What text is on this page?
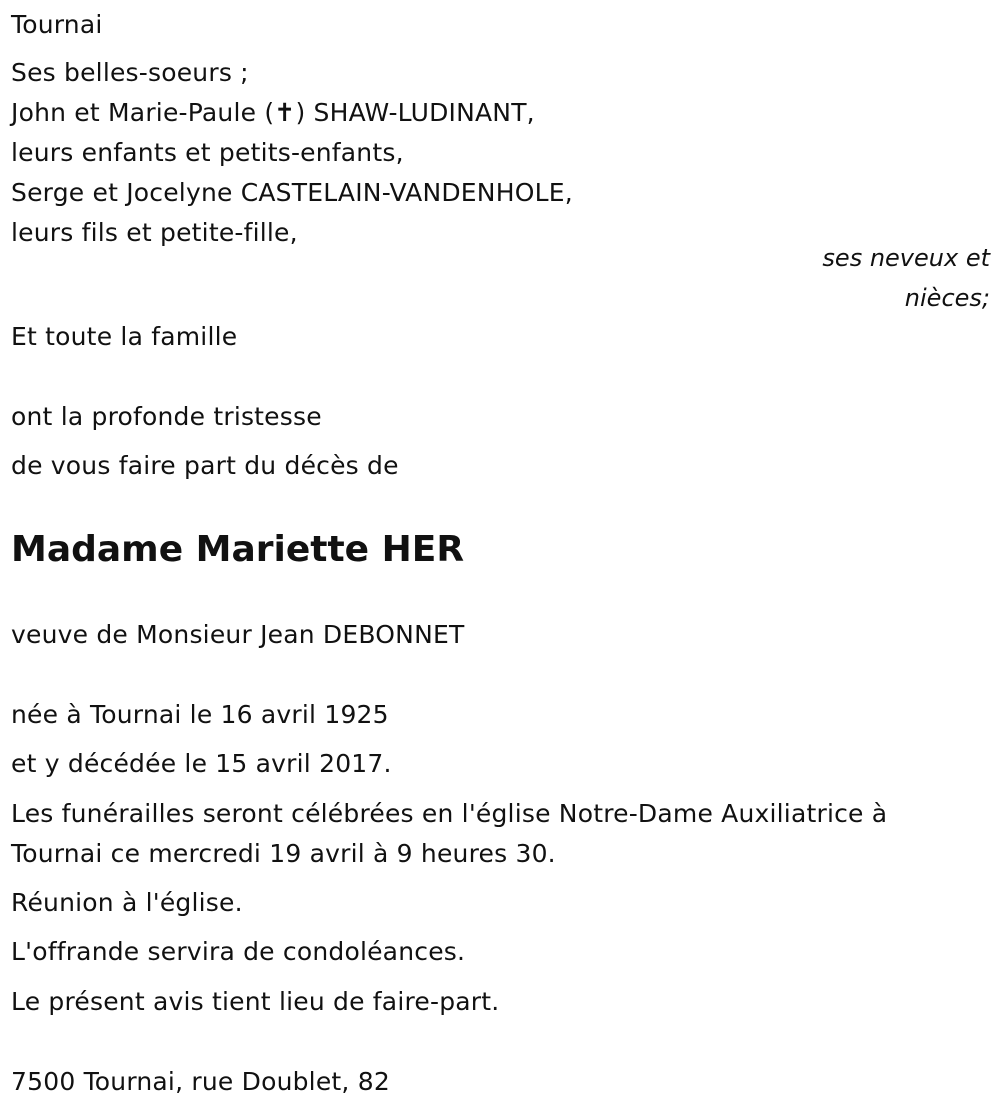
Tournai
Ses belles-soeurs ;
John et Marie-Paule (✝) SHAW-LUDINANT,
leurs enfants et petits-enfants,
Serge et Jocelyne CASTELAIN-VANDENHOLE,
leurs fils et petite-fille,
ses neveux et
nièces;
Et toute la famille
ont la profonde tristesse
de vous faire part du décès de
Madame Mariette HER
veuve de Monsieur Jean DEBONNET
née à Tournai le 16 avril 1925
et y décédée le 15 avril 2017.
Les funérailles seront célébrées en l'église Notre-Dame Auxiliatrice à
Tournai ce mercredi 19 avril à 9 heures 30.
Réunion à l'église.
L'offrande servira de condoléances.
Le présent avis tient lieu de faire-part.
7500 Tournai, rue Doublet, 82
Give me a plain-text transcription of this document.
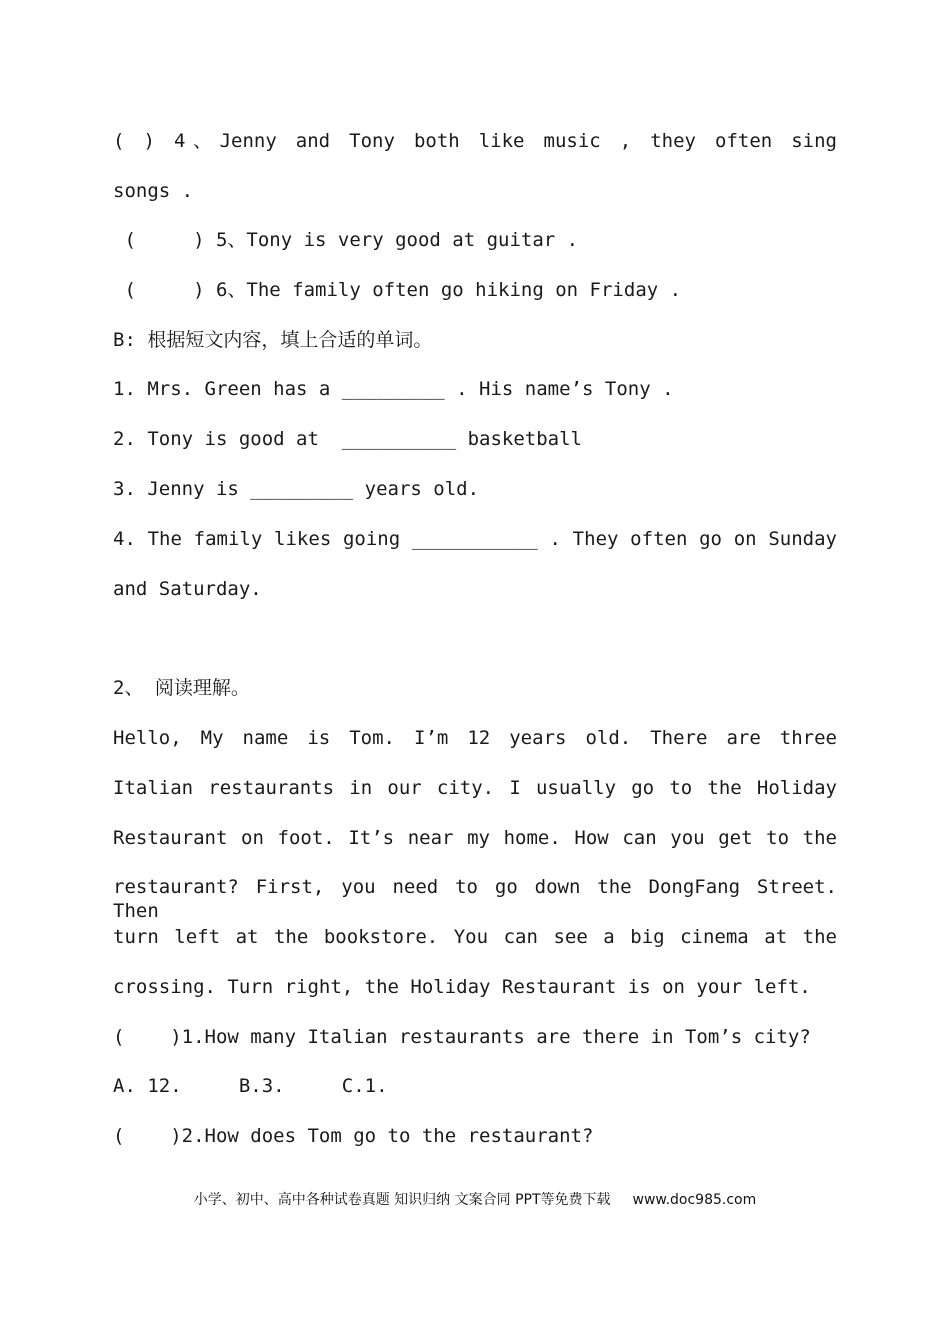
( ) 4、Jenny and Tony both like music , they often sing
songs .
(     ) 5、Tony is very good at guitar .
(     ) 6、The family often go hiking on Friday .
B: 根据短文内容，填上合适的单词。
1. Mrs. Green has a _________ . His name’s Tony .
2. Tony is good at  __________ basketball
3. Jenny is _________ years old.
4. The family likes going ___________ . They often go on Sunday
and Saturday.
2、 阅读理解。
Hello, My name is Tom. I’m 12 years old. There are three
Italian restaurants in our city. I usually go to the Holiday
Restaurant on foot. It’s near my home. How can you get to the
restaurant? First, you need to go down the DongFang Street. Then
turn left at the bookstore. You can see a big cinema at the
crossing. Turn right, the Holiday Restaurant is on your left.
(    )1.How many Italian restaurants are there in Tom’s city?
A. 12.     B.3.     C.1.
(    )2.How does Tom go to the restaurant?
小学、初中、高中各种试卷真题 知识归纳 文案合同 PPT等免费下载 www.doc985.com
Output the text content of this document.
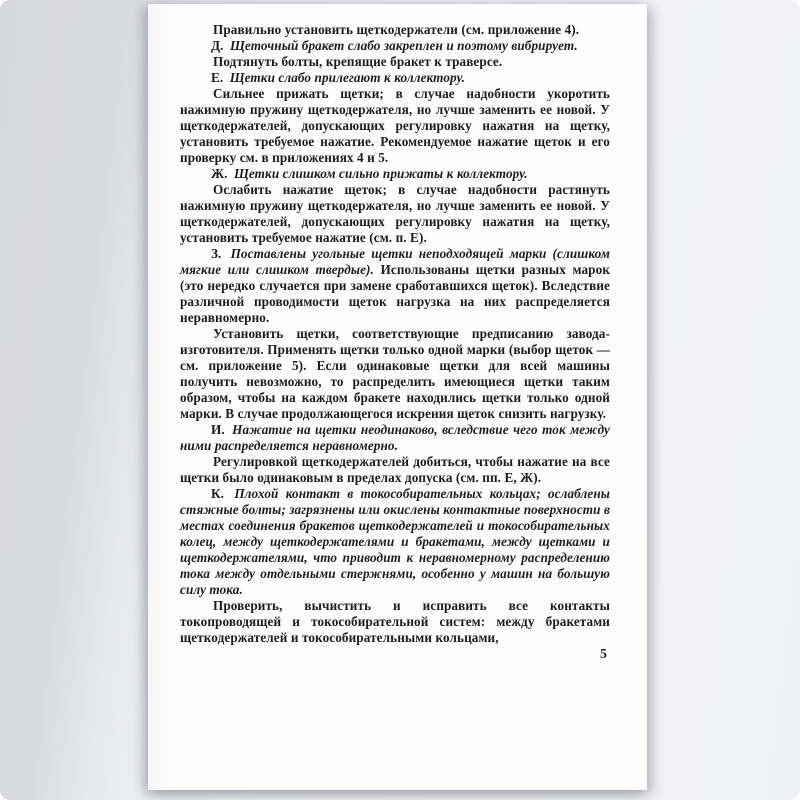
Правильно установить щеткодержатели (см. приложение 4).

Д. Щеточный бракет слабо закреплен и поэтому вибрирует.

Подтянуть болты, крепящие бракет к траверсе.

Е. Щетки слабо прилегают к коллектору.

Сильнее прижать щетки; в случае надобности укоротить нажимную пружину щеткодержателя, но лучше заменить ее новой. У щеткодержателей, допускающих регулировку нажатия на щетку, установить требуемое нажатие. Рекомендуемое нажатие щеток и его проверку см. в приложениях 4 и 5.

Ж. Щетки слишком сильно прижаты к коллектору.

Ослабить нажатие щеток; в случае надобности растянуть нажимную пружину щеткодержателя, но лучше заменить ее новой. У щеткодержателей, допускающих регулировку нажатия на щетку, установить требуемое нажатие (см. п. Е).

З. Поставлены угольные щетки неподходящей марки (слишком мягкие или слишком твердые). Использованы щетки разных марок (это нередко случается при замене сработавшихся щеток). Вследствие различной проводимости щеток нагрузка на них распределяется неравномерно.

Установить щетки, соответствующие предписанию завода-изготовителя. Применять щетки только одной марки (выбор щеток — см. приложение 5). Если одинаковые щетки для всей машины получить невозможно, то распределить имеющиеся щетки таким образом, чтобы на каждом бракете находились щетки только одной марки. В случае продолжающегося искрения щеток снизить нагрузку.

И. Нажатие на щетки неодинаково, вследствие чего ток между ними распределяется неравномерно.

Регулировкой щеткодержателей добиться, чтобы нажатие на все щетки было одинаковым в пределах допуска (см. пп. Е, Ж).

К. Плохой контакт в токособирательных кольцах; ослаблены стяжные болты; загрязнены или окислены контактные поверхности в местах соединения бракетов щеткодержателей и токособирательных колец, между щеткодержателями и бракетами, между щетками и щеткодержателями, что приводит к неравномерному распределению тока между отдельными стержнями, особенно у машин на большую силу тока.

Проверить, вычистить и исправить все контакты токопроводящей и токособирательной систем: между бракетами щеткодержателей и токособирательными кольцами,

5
· · · · ·
- Problem to solve -
Keep the pictures out and write out the records exactly.

- Result below -
What text is on this page?
Tournai
Ses belles-soeurs ;
John et Marie-Paule (✝) SHAW-LUDINANT,
leurs enfants et petits-enfants,
Serge et Jocelyne CASTELAIN-VANDENHOLE,
leurs fils et petite-fille,
ses neveux et
nièces;
Et toute la famille
ont la profonde tristesse
de vous faire part du décès de
Madame Mariette HER
veuve de Monsieur Jean DEBONNET
née à Tournai le 16 avril 1925
et y décédée le 15 avril 2017.
Les funérailles seront célébrées en l'église Notre-Dame Auxiliatrice à
Tournai ce mercredi 19 avril à 9 heures 30.
Réunion à l'église.
L'offrande servira de condoléances.
Le présent avis tient lieu de faire-part.
7500 Tournai, rue Doublet, 82
Give me a plain-text transcription of this document.
( ) 4、Jenny and Tony both like music , they often sing
songs .
(     ) 5、Tony is very good at guitar .
(     ) 6、The family often go hiking on Friday .
B: 根据短文内容，填上合适的单词。
1. Mrs. Green has a _________ . His name’s Tony .
2. Tony is good at  __________ basketball
3. Jenny is _________ years old.
4. The family likes going ___________ . They often go on Sunday
and Saturday.
2、 阅读理解。
Hello, My name is Tom. I’m 12 years old. There are three
Italian restaurants in our city. I usually go to the Holiday
Restaurant on foot. It’s near my home. How can you get to the
restaurant? First, you need to go down the DongFang Street. Then
turn left at the bookstore. You can see a big cinema at the
crossing. Turn right, the Holiday Restaurant is on your left.
(    )1.How many Italian restaurants are there in Tom’s city?
A. 12.     B.3.     C.1.
(    )2.How does Tom go to the restaurant?
小学、初中、高中各种试卷真题 知识归纳 文案合同 PPT等免费下载 www.doc985.com
Output the text content of this document.
Правильно установить щеткодержатели (см. приложение 4).

Д. Щеточный бракет слабо закреплен и поэтому вибрирует.

Подтянуть болты, крепящие бракет к траверсе.

Е. Щетки слабо прилегают к коллектору.

Сильнее прижать щетки; в случае надобности укоротить нажимную пружину щеткодержателя, но лучше заменить ее новой. У щеткодержателей, допускающих регулировку нажатия на щетку, установить требуемое нажатие. Рекомендуемое нажатие щеток и его проверку см. в приложениях 4 и 5.

Ж. Щетки слишком сильно прижаты к коллектору.

Ослабить нажатие щеток; в случае надобности растянуть нажимную пружину щеткодержателя, но лучше заменить ее новой. У щеткодержателей, допускающих регулировку нажатия на щетку, установить требуемое нажатие (см. п. Е).

З. Поставлены угольные щетки неподходящей марки (слишком мягкие или слишком твердые). Использованы щетки разных марок (это нередко случается при замене сработавшихся щеток). Вследствие различной проводимости щеток нагрузка на них распределяется неравномерно.

Установить щетки, соответствующие предписанию завода-изготовителя. Применять щетки только одной марки (выбор щеток — см. приложение 5). Если одинаковые щетки для всей машины получить невозможно, то распределить имеющиеся щетки таким образом, чтобы на каждом бракете находились щетки только одной марки. В случае продолжающегося искрения щеток снизить нагрузку.

И. Нажатие на щетки неодинаково, вследствие чего ток между ними распределяется неравномерно.

Регулировкой щеткодержателей добиться, чтобы нажатие на все щетки было одинаковым в пределах допуска (см. пп. Е, Ж).

К. Плохой контакт в токособирательных кольцах; ослаблены стяжные болты; загрязнены или окислены контактные поверхности в местах соединения бракетов щеткодержателей и токособирательных колец, между щеткодержателями и бракетами, между щетками и щеткодержателями, что приводит к неравномерному распределению тока между отдельными стержнями, особенно у машин на большую силу тока.

Проверить, вычистить и исправить все контакты токопроводящей и токособирательной систем: между бракетами щеткодержателей и токособирательными кольцами,

5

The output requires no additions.